Filter the listing and keep only the lines with the word "delivery".
-- Begin GIVEN RECORDS --
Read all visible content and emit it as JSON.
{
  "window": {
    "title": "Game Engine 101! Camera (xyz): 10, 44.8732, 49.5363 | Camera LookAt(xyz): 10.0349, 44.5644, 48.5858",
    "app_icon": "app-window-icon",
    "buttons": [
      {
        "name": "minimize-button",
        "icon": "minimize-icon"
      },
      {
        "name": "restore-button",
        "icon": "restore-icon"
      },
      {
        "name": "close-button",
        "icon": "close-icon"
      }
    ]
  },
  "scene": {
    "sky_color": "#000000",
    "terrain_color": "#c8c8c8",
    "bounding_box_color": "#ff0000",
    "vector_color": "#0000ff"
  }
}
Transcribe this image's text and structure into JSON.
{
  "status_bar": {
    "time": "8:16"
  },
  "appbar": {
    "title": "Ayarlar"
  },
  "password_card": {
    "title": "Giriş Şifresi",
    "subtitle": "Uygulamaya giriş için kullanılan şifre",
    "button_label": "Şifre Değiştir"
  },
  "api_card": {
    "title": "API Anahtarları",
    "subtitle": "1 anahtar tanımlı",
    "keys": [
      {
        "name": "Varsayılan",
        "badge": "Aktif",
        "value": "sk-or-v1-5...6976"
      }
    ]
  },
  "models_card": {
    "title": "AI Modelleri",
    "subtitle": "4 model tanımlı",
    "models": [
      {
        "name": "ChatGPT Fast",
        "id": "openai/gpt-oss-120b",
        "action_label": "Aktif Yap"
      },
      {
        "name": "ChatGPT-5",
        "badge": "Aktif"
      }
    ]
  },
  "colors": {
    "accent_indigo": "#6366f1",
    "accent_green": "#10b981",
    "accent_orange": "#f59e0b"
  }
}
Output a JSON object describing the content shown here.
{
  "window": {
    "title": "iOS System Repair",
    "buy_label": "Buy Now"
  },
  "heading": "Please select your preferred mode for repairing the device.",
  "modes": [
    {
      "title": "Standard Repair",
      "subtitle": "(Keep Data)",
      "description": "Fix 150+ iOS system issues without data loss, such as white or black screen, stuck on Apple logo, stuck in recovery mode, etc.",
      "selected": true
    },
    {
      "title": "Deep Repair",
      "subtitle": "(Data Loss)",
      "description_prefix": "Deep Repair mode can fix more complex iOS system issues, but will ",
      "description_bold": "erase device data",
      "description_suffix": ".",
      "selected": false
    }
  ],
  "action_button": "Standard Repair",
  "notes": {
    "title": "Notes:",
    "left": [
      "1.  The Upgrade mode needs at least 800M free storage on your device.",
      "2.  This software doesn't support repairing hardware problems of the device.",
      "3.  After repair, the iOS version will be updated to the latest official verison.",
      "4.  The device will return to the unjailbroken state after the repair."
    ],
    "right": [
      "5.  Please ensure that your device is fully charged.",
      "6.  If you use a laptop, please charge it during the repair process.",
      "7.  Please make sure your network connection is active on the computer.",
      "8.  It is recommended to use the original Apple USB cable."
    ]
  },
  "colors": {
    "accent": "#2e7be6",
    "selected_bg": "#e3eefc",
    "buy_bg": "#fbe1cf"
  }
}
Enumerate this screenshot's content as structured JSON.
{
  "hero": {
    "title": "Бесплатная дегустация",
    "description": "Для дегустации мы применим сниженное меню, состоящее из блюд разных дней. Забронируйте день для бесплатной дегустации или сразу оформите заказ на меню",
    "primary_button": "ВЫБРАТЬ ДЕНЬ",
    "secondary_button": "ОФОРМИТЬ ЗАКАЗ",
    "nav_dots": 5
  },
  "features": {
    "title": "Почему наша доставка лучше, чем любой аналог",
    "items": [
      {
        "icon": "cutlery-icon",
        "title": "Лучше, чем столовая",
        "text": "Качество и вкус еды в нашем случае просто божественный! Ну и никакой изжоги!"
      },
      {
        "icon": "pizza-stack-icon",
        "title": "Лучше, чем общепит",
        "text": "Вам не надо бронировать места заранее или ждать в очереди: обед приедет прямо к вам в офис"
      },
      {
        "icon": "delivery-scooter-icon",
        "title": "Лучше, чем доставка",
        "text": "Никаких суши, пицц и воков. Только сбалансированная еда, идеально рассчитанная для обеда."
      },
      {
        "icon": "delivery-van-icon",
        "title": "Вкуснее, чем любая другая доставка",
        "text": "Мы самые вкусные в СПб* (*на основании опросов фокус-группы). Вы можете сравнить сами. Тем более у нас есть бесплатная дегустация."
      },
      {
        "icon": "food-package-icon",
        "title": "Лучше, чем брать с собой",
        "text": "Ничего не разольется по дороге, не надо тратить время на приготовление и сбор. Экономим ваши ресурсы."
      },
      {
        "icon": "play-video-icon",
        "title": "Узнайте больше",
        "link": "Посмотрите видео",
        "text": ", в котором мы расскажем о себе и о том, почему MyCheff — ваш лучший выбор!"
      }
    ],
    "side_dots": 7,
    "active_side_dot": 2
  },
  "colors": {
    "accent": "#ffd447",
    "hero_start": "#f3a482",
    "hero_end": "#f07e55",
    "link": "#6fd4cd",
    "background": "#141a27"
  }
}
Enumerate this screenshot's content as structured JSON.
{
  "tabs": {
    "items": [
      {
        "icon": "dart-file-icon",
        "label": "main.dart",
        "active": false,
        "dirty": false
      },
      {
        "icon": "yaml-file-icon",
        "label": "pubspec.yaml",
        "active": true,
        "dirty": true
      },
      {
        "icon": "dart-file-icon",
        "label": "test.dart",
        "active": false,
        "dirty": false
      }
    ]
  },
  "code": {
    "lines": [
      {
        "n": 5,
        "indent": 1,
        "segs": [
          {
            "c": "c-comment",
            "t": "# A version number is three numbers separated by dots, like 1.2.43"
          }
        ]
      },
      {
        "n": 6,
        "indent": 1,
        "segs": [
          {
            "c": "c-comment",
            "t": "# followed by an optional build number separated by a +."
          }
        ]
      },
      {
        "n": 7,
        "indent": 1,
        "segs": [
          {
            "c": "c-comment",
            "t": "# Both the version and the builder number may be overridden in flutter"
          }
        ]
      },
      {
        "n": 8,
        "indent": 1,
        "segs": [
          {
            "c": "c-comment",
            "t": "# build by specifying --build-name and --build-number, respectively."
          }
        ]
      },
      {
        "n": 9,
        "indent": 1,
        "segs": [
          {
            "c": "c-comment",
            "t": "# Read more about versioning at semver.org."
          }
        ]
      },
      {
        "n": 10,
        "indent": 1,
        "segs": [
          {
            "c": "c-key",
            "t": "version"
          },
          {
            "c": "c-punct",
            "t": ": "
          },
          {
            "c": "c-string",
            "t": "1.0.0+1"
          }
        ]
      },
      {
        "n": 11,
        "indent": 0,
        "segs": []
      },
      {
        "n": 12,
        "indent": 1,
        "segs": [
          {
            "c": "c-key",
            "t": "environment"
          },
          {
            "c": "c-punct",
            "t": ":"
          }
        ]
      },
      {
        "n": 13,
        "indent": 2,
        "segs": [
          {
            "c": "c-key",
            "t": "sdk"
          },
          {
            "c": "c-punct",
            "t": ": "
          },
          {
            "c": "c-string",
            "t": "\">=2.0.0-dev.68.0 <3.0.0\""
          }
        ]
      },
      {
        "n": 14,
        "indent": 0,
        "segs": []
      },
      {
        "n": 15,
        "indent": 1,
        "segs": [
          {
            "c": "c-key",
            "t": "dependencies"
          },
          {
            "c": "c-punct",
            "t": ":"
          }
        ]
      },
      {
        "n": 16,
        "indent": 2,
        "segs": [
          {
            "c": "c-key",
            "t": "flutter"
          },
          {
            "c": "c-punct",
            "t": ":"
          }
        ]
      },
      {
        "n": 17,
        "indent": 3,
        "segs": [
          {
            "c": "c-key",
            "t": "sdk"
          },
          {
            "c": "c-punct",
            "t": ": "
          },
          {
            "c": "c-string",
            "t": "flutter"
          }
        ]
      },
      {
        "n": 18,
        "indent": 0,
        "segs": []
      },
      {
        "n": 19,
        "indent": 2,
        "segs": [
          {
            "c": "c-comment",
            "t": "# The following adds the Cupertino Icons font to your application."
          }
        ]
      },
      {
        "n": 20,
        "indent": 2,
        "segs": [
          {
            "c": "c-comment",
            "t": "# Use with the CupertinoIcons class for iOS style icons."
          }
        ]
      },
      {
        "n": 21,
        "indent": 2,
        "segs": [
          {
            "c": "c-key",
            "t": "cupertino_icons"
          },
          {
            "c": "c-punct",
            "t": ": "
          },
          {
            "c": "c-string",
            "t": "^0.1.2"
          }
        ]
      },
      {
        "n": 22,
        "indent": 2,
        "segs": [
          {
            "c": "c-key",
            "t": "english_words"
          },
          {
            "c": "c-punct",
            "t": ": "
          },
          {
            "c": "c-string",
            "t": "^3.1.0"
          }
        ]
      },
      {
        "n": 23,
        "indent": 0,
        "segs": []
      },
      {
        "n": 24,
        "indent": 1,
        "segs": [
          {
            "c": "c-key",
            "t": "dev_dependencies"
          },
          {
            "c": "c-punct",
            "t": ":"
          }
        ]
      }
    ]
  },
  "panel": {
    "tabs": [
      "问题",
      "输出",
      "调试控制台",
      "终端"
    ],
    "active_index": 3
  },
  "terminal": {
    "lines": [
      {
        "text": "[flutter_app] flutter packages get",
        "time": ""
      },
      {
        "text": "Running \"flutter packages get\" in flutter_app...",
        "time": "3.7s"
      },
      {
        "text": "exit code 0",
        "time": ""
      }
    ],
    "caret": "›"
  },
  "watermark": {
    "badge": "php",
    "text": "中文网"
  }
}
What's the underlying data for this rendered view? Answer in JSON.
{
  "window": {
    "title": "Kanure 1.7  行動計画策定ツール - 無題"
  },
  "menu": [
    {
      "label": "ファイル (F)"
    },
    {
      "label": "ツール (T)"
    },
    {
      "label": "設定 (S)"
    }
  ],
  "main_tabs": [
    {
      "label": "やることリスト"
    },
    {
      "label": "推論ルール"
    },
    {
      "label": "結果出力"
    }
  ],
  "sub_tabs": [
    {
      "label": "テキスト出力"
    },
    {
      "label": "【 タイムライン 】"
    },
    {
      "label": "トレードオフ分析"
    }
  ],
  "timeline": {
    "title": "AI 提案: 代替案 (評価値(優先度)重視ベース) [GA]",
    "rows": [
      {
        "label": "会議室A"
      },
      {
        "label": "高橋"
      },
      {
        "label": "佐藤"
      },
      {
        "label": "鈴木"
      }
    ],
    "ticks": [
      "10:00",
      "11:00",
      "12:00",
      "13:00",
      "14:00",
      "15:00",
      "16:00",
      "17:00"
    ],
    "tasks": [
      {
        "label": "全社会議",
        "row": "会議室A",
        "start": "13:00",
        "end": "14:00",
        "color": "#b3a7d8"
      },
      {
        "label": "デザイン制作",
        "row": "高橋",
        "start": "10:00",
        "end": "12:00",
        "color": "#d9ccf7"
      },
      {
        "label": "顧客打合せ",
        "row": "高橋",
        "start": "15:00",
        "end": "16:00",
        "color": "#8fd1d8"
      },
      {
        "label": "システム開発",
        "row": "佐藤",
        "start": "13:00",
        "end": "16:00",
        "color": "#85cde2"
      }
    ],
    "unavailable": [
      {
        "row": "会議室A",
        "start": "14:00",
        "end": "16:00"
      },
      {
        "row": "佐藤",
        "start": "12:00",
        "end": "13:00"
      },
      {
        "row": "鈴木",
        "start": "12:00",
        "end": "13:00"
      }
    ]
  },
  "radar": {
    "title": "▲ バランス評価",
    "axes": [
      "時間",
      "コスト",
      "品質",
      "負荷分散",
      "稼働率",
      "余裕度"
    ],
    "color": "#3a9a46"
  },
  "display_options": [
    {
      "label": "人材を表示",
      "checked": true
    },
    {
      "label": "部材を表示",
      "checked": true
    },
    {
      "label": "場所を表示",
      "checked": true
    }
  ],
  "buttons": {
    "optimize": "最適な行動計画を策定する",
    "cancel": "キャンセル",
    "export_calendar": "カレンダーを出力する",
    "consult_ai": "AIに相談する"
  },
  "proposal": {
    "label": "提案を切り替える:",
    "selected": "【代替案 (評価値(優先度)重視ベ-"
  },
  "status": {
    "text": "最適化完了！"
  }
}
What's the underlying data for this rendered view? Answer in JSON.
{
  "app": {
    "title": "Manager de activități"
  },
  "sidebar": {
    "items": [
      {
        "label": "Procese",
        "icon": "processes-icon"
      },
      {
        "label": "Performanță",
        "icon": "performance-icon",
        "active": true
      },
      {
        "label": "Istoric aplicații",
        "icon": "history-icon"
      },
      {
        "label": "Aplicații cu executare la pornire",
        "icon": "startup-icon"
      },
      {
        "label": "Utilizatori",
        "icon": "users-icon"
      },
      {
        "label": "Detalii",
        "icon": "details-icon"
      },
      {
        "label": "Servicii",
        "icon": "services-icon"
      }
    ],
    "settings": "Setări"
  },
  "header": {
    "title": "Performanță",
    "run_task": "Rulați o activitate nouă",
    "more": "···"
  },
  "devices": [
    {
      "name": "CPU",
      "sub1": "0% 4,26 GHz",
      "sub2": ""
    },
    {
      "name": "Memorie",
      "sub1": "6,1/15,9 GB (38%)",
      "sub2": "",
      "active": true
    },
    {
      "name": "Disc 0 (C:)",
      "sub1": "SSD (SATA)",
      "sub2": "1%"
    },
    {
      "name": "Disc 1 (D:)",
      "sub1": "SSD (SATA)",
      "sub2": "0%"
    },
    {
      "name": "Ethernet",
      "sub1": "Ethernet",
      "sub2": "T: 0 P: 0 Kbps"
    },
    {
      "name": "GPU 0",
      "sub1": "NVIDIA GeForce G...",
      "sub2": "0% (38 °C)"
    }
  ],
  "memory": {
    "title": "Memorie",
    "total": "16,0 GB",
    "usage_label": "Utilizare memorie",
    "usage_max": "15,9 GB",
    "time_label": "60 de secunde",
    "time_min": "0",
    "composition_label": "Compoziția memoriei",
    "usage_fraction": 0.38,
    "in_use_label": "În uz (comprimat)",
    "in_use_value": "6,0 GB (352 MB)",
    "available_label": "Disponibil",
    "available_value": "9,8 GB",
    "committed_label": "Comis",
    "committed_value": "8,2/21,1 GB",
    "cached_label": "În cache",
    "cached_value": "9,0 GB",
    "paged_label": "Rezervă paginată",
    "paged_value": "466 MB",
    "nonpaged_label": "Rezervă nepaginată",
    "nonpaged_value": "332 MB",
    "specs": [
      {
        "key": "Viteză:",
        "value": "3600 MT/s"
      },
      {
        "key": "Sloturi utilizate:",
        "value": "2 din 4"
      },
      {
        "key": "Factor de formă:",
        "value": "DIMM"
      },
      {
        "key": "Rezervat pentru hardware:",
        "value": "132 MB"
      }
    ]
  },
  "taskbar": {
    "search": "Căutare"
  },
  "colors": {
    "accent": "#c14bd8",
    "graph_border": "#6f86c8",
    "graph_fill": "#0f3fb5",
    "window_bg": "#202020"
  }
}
-- End GIVEN RECORDS --
◆ SOLVED PROBLEM
        "icon": "delivery-scooter-icon",
        "icon": "delivery-van-icon",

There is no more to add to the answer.